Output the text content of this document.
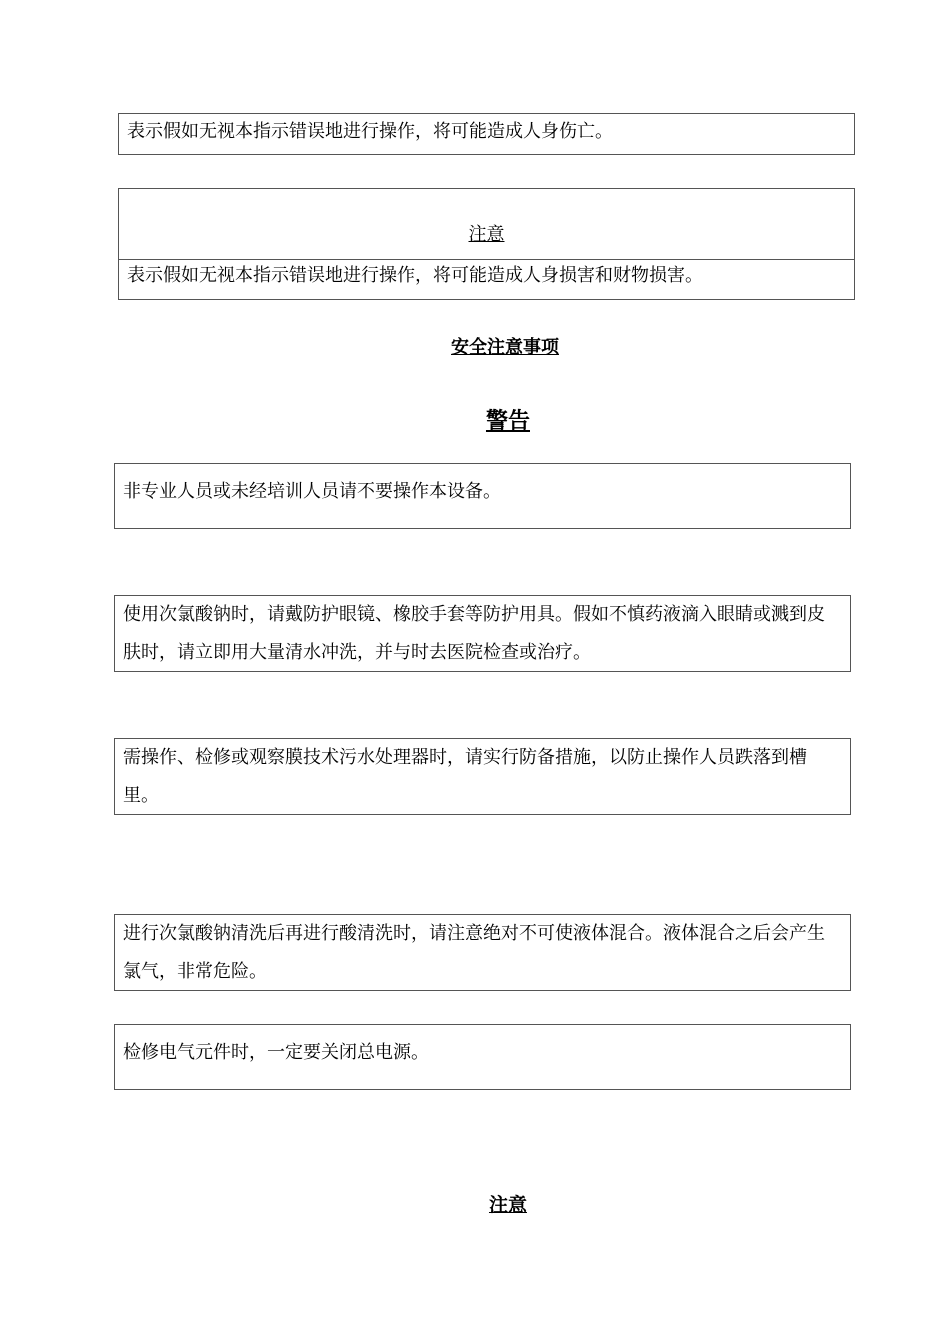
表示假如无视本指示错误地进行操作，将可能造成人身伤亡。
注意
表示假如无视本指示错误地进行操作，将可能造成人身损害和财物损害。
安全注意事项
警告
非专业人员或未经培训人员请不要操作本设备。
使用次氯酸钠时，请戴防护眼镜、橡胶手套等防护用具。假如不慎药液滴入眼睛或溅到皮肤时，请立即用大量清水冲洗，并与时去医院检查或治疗。
需操作、检修或观察膜技术污水处理器时，请实行防备措施，以防止操作人员跌落到槽里。
进行次氯酸钠清洗后再进行酸清洗时，请注意绝对不可使液体混合。液体混合之后会产生氯气，非常危险。
检修电气元件时，一定要关闭总电源。
注意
━━━━━━
— WORK REQUIRED —
Copy the whole of the material above exactly, but not its images.

— EXPECTED ANSWER —
Output the text content of this document.
表示假如无视本指示错误地进行操作，将可能造成人身伤亡。
注意
表示假如无视本指示错误地进行操作，将可能造成人身损害和财物损害。
安全注意事项
警告
非专业人员或未经培训人员请不要操作本设备。
使用次氯酸钠时，请戴防护眼镜、橡胶手套等防护用具。假如不慎药液滴入眼睛或溅到皮肤时，请立即用大量清水冲洗，并与时去医院检查或治疗。
需操作、检修或观察膜技术污水处理器时，请实行防备措施，以防止操作人员跌落到槽里。
进行次氯酸钠清洗后再进行酸清洗时，请注意绝对不可使液体混合。液体混合之后会产生氯气，非常危险。
检修电气元件时，一定要关闭总电源。
注意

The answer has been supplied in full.